Problem description:
Copy all lines in which the word "prior" can be found.

Materials provided:
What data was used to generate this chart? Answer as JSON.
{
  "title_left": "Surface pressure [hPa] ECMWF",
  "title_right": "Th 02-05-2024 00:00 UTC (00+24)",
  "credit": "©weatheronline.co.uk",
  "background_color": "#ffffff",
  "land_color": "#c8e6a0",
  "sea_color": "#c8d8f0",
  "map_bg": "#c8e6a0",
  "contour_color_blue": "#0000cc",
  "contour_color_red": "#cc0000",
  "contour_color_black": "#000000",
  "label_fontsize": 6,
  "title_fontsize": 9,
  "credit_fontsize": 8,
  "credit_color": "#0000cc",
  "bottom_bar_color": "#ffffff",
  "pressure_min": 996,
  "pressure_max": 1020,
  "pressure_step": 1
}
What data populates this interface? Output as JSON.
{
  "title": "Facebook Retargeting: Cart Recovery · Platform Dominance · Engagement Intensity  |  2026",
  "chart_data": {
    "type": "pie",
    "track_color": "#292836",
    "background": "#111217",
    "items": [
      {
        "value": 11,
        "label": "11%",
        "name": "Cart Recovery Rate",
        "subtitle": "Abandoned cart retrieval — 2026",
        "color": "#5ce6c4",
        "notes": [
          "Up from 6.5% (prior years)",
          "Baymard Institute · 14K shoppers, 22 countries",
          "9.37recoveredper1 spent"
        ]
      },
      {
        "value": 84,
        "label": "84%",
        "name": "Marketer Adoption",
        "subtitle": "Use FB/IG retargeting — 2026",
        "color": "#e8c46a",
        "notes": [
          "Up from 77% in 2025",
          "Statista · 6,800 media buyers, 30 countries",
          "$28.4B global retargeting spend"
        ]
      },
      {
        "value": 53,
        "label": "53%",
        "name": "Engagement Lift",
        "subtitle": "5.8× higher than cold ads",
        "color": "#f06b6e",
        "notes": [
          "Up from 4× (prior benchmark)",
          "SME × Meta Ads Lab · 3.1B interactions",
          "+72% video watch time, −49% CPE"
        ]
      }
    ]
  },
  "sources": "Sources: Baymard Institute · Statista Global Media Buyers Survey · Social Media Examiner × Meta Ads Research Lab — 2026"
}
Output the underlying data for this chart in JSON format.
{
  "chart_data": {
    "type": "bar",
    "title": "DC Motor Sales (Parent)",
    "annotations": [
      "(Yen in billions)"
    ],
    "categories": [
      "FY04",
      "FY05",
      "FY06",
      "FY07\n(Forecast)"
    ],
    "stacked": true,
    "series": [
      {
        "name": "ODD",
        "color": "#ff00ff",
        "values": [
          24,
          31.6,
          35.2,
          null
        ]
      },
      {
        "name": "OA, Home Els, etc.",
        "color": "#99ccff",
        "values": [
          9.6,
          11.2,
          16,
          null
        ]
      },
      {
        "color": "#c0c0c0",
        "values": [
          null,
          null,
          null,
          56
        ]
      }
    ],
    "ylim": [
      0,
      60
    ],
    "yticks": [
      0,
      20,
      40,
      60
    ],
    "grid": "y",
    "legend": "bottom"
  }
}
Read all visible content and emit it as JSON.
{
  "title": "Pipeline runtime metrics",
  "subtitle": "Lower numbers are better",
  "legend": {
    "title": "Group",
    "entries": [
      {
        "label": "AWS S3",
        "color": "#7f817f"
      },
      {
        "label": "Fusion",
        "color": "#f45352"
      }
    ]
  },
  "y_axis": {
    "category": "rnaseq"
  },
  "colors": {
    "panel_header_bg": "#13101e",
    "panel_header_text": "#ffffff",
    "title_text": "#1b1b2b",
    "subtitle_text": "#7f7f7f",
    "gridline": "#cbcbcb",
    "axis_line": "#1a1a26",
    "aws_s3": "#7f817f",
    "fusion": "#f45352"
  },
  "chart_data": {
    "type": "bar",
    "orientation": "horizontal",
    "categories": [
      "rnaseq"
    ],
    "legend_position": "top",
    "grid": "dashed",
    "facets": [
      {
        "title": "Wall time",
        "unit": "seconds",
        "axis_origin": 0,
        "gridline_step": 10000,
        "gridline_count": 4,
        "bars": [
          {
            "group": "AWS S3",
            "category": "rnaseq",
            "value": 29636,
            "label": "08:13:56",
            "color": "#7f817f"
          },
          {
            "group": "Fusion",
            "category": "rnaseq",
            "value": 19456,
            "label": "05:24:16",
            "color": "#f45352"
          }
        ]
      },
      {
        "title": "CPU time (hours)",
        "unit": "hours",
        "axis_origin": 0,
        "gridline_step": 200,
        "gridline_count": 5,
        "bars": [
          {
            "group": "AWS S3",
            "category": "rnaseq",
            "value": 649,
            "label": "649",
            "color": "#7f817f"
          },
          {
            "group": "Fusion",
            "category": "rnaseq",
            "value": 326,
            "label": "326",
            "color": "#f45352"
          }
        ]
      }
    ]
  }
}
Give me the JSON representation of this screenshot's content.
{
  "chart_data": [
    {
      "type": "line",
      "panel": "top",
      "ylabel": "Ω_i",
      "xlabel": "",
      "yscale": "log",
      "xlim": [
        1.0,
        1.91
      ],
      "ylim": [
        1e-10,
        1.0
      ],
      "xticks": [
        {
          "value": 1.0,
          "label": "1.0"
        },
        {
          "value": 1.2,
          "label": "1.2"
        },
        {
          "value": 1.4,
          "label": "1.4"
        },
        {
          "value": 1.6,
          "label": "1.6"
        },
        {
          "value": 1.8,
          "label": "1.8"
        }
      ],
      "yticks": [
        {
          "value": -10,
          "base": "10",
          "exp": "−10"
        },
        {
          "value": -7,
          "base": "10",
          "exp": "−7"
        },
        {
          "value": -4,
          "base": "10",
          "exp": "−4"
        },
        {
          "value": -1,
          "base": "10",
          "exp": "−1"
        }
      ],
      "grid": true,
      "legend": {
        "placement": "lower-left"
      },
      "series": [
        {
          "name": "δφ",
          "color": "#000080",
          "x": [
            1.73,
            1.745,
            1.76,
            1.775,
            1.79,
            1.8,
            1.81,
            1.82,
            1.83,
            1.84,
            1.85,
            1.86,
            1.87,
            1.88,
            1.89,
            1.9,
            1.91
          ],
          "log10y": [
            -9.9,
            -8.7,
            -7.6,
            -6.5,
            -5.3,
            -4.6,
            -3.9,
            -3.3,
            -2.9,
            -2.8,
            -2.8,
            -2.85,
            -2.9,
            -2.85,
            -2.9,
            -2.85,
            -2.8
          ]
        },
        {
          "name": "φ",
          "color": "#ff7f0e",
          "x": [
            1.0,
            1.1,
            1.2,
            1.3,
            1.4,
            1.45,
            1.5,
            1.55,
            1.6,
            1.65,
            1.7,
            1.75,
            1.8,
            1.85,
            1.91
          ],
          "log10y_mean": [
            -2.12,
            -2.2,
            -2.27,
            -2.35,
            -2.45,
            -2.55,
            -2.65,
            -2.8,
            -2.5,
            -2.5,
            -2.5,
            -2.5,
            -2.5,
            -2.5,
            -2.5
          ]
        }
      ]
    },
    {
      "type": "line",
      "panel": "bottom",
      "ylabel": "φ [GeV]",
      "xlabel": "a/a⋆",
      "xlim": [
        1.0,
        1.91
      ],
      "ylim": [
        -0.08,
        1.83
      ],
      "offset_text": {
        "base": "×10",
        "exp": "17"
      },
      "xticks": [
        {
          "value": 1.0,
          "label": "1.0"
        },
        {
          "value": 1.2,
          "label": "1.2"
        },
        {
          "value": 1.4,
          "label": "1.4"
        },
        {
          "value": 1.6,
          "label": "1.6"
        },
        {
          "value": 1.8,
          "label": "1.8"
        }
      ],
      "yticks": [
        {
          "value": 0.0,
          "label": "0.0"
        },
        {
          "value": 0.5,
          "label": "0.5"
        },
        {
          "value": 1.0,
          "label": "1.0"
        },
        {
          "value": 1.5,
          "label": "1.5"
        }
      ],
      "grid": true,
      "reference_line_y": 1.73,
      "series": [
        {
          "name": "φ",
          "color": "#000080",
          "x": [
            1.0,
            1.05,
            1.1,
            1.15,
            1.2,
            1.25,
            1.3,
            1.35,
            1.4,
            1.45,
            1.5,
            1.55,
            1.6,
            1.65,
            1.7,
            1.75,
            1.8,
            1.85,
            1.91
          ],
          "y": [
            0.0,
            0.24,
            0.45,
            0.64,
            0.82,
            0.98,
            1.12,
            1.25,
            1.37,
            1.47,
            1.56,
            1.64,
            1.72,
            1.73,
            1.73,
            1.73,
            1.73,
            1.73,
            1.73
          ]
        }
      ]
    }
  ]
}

The response:
          "Up from 6.5% (prior years)",
          "Up from 4× (prior benchmark)",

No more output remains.